[Material provided]
"""
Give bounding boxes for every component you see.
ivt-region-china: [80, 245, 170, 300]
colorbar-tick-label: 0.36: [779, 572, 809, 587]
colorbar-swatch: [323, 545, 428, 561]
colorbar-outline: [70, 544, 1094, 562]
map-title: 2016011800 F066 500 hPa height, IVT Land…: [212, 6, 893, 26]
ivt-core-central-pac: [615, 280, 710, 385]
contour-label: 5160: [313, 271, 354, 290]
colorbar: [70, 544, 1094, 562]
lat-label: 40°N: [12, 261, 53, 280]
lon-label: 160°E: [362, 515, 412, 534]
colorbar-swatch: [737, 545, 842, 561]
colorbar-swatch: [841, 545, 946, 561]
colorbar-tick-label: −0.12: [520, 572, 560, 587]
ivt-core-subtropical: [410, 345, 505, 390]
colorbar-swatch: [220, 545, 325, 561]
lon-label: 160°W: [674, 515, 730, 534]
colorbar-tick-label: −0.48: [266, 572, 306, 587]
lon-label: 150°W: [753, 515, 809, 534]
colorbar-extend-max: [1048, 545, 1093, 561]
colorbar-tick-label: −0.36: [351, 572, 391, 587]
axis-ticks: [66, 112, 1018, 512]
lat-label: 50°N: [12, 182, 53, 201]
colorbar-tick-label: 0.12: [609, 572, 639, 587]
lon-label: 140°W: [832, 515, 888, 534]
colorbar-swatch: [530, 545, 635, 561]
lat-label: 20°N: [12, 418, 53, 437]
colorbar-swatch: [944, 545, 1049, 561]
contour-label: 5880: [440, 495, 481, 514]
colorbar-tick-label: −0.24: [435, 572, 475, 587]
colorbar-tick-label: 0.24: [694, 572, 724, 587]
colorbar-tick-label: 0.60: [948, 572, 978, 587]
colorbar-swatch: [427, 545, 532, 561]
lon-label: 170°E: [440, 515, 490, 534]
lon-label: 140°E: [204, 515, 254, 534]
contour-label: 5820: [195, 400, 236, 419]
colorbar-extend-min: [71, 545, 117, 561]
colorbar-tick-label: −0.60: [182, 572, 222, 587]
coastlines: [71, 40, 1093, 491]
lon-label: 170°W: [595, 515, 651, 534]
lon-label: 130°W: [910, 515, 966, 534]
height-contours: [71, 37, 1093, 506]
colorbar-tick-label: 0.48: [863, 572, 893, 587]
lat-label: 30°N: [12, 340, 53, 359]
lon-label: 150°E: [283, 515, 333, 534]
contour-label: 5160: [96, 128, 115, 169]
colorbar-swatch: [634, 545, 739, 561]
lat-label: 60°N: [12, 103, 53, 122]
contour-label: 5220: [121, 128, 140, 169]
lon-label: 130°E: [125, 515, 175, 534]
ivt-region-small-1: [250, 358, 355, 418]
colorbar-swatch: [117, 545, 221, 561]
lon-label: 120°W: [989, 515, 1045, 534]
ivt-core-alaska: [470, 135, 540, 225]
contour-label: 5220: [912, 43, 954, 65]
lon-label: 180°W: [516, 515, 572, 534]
"""
[What you will do]
Reproduce every line of the material above without any changes.

[Finished exercise]
Give bounding boxes for every component you see.
ivt-region-china: [80, 245, 170, 300]
colorbar-tick-label: 0.36: [779, 572, 809, 587]
colorbar-swatch: [323, 545, 428, 561]
colorbar-outline: [70, 544, 1094, 562]
map-title: 2016011800 F066 500 hPa height, IVT Land…: [212, 6, 893, 26]
ivt-core-central-pac: [615, 280, 710, 385]
contour-label: 5160: [313, 271, 354, 290]
colorbar: [70, 544, 1094, 562]
lat-label: 40°N: [12, 261, 53, 280]
lon-label: 160°E: [362, 515, 412, 534]
colorbar-swatch: [737, 545, 842, 561]
colorbar-swatch: [841, 545, 946, 561]
colorbar-tick-label: −0.12: [520, 572, 560, 587]
ivt-core-subtropical: [410, 345, 505, 390]
colorbar-swatch: [220, 545, 325, 561]
lon-label: 160°W: [674, 515, 730, 534]
colorbar-tick-label: −0.48: [266, 572, 306, 587]
lon-label: 150°W: [753, 515, 809, 534]
colorbar-extend-max: [1048, 545, 1093, 561]
colorbar-tick-label: −0.36: [351, 572, 391, 587]
axis-ticks: [66, 112, 1018, 512]
lat-label: 50°N: [12, 182, 53, 201]
colorbar-tick-label: 0.12: [609, 572, 639, 587]
lon-label: 140°W: [832, 515, 888, 534]
colorbar-swatch: [530, 545, 635, 561]
lat-label: 20°N: [12, 418, 53, 437]
colorbar-swatch: [944, 545, 1049, 561]
contour-label: 5880: [440, 495, 481, 514]
colorbar-tick-label: −0.24: [435, 572, 475, 587]
colorbar-tick-label: 0.24: [694, 572, 724, 587]
colorbar-tick-label: 0.60: [948, 572, 978, 587]
colorbar-swatch: [427, 545, 532, 561]
lon-label: 170°E: [440, 515, 490, 534]
lon-label: 140°E: [204, 515, 254, 534]
contour-label: 5820: [195, 400, 236, 419]
colorbar-extend-min: [71, 545, 117, 561]
colorbar-tick-label: −0.60: [182, 572, 222, 587]
coastlines: [71, 40, 1093, 491]
lon-label: 170°W: [595, 515, 651, 534]
lon-label: 130°W: [910, 515, 966, 534]
height-contours: [71, 37, 1093, 506]
colorbar-tick-label: 0.48: [863, 572, 893, 587]
lat-label: 30°N: [12, 340, 53, 359]
lon-label: 150°E: [283, 515, 333, 534]
contour-label: 5160: [96, 128, 115, 169]
colorbar-swatch: [634, 545, 739, 561]
lat-label: 60°N: [12, 103, 53, 122]
contour-label: 5220: [121, 128, 140, 169]
lon-label: 130°E: [125, 515, 175, 534]
ivt-region-small-1: [250, 358, 355, 418]
colorbar-swatch: [117, 545, 221, 561]
lon-label: 120°W: [989, 515, 1045, 534]
ivt-core-alaska: [470, 135, 540, 225]
contour-label: 5220: [912, 43, 954, 65]
lon-label: 180°W: [516, 515, 572, 534]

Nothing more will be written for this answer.